(Items from a dataset)
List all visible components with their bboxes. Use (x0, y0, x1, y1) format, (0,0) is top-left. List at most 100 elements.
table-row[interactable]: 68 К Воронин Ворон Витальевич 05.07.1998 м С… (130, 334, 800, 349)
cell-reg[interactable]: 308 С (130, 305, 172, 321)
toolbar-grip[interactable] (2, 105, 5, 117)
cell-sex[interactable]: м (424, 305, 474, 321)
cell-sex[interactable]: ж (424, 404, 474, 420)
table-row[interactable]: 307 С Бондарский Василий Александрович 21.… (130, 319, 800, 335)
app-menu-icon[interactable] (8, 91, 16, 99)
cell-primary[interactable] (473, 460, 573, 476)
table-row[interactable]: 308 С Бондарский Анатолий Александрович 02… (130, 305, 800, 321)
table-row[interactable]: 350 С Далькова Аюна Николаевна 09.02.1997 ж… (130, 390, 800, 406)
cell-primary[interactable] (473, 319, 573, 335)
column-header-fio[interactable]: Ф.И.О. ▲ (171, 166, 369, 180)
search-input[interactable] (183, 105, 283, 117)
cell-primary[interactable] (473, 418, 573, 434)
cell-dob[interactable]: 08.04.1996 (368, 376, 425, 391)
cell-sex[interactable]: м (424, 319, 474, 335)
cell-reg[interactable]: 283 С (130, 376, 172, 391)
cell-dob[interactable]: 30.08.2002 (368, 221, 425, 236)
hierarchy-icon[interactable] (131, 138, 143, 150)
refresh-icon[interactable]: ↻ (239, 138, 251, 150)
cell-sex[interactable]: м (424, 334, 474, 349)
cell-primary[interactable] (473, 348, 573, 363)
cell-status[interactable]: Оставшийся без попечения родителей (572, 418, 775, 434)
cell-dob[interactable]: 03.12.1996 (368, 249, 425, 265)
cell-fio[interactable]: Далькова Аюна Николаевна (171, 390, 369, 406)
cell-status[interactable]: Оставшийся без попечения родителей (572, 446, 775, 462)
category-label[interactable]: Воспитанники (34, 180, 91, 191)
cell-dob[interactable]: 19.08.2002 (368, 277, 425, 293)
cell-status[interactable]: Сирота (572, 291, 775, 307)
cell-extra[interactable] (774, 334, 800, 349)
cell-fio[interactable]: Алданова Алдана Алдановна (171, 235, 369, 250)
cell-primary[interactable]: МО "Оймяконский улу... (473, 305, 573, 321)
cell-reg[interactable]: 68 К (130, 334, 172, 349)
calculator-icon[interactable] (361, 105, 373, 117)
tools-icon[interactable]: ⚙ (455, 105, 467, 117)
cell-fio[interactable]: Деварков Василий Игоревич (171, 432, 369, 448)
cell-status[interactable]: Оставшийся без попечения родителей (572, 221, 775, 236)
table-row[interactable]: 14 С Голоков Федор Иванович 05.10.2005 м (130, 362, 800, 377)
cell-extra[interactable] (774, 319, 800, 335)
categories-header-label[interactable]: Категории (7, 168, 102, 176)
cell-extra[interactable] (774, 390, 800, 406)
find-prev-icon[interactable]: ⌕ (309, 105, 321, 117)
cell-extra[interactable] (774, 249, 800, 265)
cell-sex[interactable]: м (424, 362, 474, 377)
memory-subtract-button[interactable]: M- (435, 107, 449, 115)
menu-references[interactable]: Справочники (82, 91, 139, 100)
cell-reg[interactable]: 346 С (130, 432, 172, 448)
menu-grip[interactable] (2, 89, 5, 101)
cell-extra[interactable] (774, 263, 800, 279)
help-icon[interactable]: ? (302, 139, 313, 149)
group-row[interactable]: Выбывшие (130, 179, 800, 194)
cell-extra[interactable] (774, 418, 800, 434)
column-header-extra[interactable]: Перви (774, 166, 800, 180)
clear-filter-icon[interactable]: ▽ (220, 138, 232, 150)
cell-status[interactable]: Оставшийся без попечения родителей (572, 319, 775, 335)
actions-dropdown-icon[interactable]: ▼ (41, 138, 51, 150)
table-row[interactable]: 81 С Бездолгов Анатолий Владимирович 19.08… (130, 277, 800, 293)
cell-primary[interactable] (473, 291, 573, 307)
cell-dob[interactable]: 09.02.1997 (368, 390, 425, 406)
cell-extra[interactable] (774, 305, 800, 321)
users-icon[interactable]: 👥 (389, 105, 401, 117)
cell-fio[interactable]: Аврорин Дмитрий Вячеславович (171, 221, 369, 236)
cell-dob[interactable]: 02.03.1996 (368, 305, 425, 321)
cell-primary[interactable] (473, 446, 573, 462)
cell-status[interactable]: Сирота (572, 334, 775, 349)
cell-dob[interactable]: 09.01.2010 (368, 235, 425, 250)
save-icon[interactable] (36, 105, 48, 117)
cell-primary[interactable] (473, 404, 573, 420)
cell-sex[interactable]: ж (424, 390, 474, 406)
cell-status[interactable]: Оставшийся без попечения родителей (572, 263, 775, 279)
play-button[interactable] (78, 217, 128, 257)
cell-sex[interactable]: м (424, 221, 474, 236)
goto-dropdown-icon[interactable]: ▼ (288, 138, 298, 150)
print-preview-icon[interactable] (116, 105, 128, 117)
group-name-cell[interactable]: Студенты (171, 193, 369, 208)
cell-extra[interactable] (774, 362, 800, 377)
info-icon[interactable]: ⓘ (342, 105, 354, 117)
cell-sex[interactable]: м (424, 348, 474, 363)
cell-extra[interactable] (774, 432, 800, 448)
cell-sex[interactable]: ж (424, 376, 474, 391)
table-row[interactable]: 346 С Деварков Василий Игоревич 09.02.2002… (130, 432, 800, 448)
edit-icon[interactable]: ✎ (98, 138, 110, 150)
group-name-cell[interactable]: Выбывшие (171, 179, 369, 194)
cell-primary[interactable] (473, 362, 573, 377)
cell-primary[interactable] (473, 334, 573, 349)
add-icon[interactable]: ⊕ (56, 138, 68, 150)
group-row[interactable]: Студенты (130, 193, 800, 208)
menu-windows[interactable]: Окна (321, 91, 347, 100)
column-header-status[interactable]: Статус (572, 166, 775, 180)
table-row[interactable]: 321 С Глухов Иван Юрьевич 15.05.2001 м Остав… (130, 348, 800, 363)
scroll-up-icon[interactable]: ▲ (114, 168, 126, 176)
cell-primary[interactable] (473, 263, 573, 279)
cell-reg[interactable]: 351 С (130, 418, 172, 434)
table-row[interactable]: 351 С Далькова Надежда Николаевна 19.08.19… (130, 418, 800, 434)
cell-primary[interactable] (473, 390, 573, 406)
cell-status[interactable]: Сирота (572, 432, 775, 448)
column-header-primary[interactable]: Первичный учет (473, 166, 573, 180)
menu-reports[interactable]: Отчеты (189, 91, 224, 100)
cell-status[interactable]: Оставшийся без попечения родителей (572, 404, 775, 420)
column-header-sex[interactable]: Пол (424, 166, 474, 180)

▶ Instructions to follow: Can you print all of the data above again, line for line and without any changes?

▶ Exercise answer:
List all visible components with their bboxes. Use (x0, y0, x1, y1) format, (0,0) is top-left. List at most 100 elements.
table-row[interactable]: 68 К Воронин Ворон Витальевич 05.07.1998 м С… (130, 334, 800, 349)
cell-reg[interactable]: 308 С (130, 305, 172, 321)
toolbar-grip[interactable] (2, 105, 5, 117)
cell-sex[interactable]: м (424, 305, 474, 321)
cell-sex[interactable]: ж (424, 404, 474, 420)
table-row[interactable]: 307 С Бондарский Василий Александрович 21.… (130, 319, 800, 335)
app-menu-icon[interactable] (8, 91, 16, 99)
cell-primary[interactable] (473, 460, 573, 476)
table-row[interactable]: 308 С Бондарский Анатолий Александрович 02… (130, 305, 800, 321)
table-row[interactable]: 350 С Далькова Аюна Николаевна 09.02.1997 ж… (130, 390, 800, 406)
cell-primary[interactable] (473, 319, 573, 335)
column-header-fio[interactable]: Ф.И.О. ▲ (171, 166, 369, 180)
search-input[interactable] (183, 105, 283, 117)
cell-primary[interactable] (473, 418, 573, 434)
cell-dob[interactable]: 08.04.1996 (368, 376, 425, 391)
cell-sex[interactable]: м (424, 319, 474, 335)
cell-reg[interactable]: 283 С (130, 376, 172, 391)
cell-dob[interactable]: 30.08.2002 (368, 221, 425, 236)
hierarchy-icon[interactable] (131, 138, 143, 150)
refresh-icon[interactable]: ↻ (239, 138, 251, 150)
cell-sex[interactable]: м (424, 334, 474, 349)
cell-primary[interactable] (473, 348, 573, 363)
cell-status[interactable]: Оставшийся без попечения родителей (572, 418, 775, 434)
cell-dob[interactable]: 03.12.1996 (368, 249, 425, 265)
cell-fio[interactable]: Далькова Аюна Николаевна (171, 390, 369, 406)
cell-status[interactable]: Оставшийся без попечения родителей (572, 446, 775, 462)
category-label[interactable]: Воспитанники (34, 180, 91, 191)
cell-dob[interactable]: 19.08.2002 (368, 277, 425, 293)
cell-status[interactable]: Сирота (572, 291, 775, 307)
cell-extra[interactable] (774, 334, 800, 349)
cell-fio[interactable]: Алданова Алдана Алдановна (171, 235, 369, 250)
cell-primary[interactable]: МО "Оймяконский улу... (473, 305, 573, 321)
cell-reg[interactable]: 68 К (130, 334, 172, 349)
calculator-icon[interactable] (361, 105, 373, 117)
tools-icon[interactable]: ⚙ (455, 105, 467, 117)
cell-fio[interactable]: Деварков Василий Игоревич (171, 432, 369, 448)
cell-status[interactable]: Оставшийся без попечения родителей (572, 221, 775, 236)
table-row[interactable]: 14 С Голоков Федор Иванович 05.10.2005 м (130, 362, 800, 377)
cell-extra[interactable] (774, 319, 800, 335)
categories-header-label[interactable]: Категории (7, 168, 102, 176)
cell-extra[interactable] (774, 390, 800, 406)
find-prev-icon[interactable]: ⌕ (309, 105, 321, 117)
cell-extra[interactable] (774, 249, 800, 265)
cell-sex[interactable]: м (424, 362, 474, 377)
memory-subtract-button[interactable]: M- (435, 107, 449, 115)
menu-references[interactable]: Справочники (82, 91, 139, 100)
cell-reg[interactable]: 346 С (130, 432, 172, 448)
menu-grip[interactable] (2, 89, 5, 101)
cell-extra[interactable] (774, 263, 800, 279)
help-icon[interactable]: ? (302, 139, 313, 149)
group-row[interactable]: Выбывшие (130, 179, 800, 194)
cell-extra[interactable] (774, 418, 800, 434)
column-header-extra[interactable]: Перви (774, 166, 800, 180)
clear-filter-icon[interactable]: ▽ (220, 138, 232, 150)
cell-status[interactable]: Оставшийся без попечения родителей (572, 319, 775, 335)
actions-dropdown-icon[interactable]: ▼ (41, 138, 51, 150)
table-row[interactable]: 81 С Бездолгов Анатолий Владимирович 19.08… (130, 277, 800, 293)
cell-primary[interactable] (473, 291, 573, 307)
cell-dob[interactable]: 09.02.1997 (368, 390, 425, 406)
cell-extra[interactable] (774, 305, 800, 321)
users-icon[interactable]: 👥 (389, 105, 401, 117)
cell-fio[interactable]: Аврорин Дмитрий Вячеславович (171, 221, 369, 236)
cell-dob[interactable]: 02.03.1996 (368, 305, 425, 321)
cell-primary[interactable] (473, 446, 573, 462)
cell-status[interactable]: Сирота (572, 334, 775, 349)
cell-dob[interactable]: 09.01.2010 (368, 235, 425, 250)
save-icon[interactable] (36, 105, 48, 117)
cell-primary[interactable] (473, 404, 573, 420)
cell-sex[interactable]: ж (424, 390, 474, 406)
cell-status[interactable]: Оставшийся без попечения родителей (572, 263, 775, 279)
play-button[interactable] (78, 217, 128, 257)
cell-sex[interactable]: м (424, 221, 474, 236)
goto-dropdown-icon[interactable]: ▼ (288, 138, 298, 150)
print-preview-icon[interactable] (116, 105, 128, 117)
group-name-cell[interactable]: Студенты (171, 193, 369, 208)
cell-extra[interactable] (774, 362, 800, 377)
info-icon[interactable]: ⓘ (342, 105, 354, 117)
cell-sex[interactable]: м (424, 348, 474, 363)
cell-extra[interactable] (774, 432, 800, 448)
cell-sex[interactable]: ж (424, 376, 474, 391)
table-row[interactable]: 346 С Деварков Василий Игоревич 09.02.2002… (130, 432, 800, 448)
edit-icon[interactable]: ✎ (98, 138, 110, 150)
group-name-cell[interactable]: Выбывшие (171, 179, 369, 194)
cell-primary[interactable] (473, 362, 573, 377)
cell-primary[interactable] (473, 334, 573, 349)
add-icon[interactable]: ⊕ (56, 138, 68, 150)
group-row[interactable]: Студенты (130, 193, 800, 208)
menu-windows[interactable]: Окна (321, 91, 347, 100)
column-header-status[interactable]: Статус (572, 166, 775, 180)
table-row[interactable]: 321 С Глухов Иван Юрьевич 15.05.2001 м Остав… (130, 348, 800, 363)
scroll-up-icon[interactable]: ▲ (114, 168, 126, 176)
cell-primary[interactable] (473, 263, 573, 279)
cell-reg[interactable]: 351 С (130, 418, 172, 434)
table-row[interactable]: 351 С Далькова Надежда Николаевна 19.08.19… (130, 418, 800, 434)
cell-primary[interactable] (473, 390, 573, 406)
cell-status[interactable]: Сирота (572, 432, 775, 448)
column-header-primary[interactable]: Первичный учет (473, 166, 573, 180)
menu-reports[interactable]: Отчеты (189, 91, 224, 100)
cell-status[interactable]: Оставшийся без попечения родителей (572, 404, 775, 420)
column-header-sex[interactable]: Пол (424, 166, 474, 180)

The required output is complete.